▽

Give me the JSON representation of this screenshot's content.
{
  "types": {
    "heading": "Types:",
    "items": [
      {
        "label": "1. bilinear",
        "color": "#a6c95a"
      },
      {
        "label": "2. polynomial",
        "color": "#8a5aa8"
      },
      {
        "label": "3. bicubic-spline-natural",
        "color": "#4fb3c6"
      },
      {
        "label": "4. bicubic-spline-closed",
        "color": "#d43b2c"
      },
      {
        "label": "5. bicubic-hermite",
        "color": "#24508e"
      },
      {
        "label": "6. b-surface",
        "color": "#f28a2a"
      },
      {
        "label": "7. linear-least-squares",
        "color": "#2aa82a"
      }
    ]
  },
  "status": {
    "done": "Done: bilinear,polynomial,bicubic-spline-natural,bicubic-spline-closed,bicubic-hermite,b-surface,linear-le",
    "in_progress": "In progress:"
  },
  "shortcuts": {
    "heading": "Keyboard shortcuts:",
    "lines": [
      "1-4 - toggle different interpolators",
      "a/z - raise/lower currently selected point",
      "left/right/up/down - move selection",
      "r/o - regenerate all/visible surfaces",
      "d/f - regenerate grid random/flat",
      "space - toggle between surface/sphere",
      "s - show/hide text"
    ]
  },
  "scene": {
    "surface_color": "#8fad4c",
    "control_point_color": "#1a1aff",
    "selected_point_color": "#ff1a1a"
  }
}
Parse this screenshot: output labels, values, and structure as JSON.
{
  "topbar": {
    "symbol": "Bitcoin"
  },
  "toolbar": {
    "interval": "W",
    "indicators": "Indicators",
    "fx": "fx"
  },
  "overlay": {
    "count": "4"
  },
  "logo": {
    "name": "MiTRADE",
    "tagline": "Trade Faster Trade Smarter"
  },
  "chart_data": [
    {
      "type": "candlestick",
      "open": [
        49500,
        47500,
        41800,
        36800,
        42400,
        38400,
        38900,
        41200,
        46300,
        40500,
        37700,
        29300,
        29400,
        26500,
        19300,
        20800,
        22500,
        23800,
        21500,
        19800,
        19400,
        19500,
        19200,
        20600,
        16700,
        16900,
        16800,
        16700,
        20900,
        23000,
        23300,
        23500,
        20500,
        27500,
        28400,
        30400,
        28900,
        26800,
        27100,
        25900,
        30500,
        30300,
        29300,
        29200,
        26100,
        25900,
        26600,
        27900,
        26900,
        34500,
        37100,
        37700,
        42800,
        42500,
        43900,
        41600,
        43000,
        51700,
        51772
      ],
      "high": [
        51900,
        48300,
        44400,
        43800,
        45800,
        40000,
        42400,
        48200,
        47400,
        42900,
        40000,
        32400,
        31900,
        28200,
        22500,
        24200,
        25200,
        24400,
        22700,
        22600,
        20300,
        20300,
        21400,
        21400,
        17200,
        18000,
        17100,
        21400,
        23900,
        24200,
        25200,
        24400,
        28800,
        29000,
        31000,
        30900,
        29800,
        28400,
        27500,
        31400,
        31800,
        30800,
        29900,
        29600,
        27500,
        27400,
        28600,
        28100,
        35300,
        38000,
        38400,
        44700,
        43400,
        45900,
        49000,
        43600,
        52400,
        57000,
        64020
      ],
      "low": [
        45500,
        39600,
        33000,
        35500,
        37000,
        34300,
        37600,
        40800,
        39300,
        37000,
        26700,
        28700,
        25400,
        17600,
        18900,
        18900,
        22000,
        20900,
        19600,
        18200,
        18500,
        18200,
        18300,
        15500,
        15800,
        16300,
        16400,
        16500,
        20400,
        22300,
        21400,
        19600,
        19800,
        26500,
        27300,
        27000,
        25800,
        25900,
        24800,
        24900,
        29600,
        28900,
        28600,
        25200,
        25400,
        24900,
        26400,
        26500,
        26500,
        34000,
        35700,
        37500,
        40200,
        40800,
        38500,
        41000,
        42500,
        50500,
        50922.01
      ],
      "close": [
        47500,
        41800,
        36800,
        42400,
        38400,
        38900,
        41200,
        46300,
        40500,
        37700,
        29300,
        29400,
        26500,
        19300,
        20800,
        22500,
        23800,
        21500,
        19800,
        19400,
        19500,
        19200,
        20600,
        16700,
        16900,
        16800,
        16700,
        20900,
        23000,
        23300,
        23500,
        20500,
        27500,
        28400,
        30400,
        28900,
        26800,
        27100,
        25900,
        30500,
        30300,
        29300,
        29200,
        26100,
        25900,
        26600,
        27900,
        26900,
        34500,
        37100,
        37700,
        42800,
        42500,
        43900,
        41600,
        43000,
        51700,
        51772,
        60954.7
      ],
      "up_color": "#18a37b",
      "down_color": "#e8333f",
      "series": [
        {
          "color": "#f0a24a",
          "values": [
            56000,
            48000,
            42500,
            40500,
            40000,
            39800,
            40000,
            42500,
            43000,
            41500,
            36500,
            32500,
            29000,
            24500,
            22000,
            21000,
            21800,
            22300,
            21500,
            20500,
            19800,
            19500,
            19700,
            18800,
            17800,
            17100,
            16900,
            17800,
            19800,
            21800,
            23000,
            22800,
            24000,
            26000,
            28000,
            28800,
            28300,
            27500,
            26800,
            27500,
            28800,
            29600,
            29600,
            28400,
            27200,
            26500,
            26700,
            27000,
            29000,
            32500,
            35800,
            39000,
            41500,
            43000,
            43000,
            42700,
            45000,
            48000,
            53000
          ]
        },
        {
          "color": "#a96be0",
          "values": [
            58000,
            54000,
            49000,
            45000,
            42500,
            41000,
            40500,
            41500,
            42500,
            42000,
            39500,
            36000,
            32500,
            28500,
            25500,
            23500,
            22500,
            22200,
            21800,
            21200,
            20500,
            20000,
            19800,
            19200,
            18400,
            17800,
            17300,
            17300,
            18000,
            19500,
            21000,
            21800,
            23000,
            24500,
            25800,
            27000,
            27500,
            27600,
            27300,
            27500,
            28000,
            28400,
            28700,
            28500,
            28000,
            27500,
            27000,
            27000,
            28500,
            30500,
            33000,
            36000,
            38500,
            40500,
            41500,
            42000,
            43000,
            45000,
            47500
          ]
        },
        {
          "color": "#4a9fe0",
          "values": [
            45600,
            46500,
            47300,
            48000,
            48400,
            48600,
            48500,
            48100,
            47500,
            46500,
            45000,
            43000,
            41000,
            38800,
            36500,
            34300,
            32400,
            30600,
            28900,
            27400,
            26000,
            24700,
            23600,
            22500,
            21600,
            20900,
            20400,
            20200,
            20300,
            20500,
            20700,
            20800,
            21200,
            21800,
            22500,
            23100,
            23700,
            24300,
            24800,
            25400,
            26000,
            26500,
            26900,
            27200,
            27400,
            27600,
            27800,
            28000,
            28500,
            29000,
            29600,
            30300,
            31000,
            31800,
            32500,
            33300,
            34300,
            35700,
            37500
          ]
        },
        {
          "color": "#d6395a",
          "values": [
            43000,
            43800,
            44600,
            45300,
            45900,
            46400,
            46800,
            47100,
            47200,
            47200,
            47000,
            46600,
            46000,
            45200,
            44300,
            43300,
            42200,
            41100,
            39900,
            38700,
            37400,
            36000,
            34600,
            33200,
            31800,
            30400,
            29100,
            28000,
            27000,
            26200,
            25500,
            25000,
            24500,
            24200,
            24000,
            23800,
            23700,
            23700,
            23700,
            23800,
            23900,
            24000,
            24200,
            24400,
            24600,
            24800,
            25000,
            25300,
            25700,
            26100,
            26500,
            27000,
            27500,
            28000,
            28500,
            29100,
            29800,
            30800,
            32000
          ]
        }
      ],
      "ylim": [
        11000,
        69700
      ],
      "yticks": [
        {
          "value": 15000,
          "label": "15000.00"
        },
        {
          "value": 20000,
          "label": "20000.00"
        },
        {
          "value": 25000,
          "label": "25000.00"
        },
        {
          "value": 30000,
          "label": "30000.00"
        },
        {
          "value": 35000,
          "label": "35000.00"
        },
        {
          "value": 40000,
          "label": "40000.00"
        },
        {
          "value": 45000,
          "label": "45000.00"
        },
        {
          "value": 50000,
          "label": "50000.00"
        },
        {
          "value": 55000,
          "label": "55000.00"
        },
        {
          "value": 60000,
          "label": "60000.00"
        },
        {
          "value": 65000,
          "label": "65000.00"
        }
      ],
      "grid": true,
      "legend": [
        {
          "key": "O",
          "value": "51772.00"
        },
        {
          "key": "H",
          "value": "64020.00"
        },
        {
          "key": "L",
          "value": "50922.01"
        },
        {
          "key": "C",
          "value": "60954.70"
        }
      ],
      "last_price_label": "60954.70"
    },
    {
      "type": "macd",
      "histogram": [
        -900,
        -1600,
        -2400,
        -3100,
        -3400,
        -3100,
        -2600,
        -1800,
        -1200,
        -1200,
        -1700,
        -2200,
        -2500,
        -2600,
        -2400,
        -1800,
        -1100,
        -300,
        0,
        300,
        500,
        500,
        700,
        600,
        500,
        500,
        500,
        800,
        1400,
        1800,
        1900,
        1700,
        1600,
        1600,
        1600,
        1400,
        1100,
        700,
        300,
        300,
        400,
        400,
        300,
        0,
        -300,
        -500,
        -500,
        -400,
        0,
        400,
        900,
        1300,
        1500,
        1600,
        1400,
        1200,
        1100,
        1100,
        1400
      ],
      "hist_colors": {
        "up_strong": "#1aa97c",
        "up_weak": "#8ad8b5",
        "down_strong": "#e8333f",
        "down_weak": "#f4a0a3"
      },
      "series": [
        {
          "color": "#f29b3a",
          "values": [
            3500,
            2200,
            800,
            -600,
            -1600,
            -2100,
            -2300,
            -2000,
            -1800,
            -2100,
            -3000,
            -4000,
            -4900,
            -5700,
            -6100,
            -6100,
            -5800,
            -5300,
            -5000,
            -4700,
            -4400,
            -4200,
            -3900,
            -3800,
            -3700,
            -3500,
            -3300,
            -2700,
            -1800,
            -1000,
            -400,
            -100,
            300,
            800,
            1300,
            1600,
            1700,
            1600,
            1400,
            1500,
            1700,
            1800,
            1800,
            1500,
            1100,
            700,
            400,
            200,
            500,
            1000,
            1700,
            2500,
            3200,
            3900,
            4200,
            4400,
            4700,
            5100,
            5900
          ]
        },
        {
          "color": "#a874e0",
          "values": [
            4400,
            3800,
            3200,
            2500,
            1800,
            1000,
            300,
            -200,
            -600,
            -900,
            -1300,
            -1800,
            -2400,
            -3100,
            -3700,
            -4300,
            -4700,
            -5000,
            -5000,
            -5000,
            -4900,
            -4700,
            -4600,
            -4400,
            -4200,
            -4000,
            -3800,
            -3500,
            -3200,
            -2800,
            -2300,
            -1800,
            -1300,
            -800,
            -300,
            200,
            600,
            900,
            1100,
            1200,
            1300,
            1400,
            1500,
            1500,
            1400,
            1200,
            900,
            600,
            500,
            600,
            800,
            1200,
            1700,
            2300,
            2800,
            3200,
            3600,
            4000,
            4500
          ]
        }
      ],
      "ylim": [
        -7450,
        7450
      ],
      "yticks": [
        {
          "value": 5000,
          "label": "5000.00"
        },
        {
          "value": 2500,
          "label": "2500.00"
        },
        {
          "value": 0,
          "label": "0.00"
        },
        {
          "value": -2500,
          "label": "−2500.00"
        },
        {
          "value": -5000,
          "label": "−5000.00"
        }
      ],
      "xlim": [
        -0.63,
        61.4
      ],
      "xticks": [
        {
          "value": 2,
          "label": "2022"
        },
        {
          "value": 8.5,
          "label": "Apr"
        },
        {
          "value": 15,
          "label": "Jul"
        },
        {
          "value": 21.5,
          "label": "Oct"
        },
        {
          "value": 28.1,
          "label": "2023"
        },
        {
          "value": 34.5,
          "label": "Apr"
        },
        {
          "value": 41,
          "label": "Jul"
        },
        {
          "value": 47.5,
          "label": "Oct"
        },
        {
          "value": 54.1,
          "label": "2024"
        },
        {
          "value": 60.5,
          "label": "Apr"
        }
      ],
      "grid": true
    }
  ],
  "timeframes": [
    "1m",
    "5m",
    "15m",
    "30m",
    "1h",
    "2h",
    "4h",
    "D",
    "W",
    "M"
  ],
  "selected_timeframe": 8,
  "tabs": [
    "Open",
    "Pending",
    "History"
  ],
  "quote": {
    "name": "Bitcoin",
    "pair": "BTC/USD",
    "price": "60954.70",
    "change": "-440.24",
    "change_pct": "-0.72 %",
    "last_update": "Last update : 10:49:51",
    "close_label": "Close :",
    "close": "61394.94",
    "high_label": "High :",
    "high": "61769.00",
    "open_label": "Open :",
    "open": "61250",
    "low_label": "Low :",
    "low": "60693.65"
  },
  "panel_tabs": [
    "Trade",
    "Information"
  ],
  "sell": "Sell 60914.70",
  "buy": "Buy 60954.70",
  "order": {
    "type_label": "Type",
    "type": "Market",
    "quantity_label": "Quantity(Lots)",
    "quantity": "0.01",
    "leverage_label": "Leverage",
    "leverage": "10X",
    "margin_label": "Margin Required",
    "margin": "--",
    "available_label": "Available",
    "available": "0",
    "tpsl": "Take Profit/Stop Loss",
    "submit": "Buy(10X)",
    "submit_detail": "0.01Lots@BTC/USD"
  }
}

△

§ Your objective: Give the number of lines in the data that contain "regenerate", with no other words.

§ Task output: 2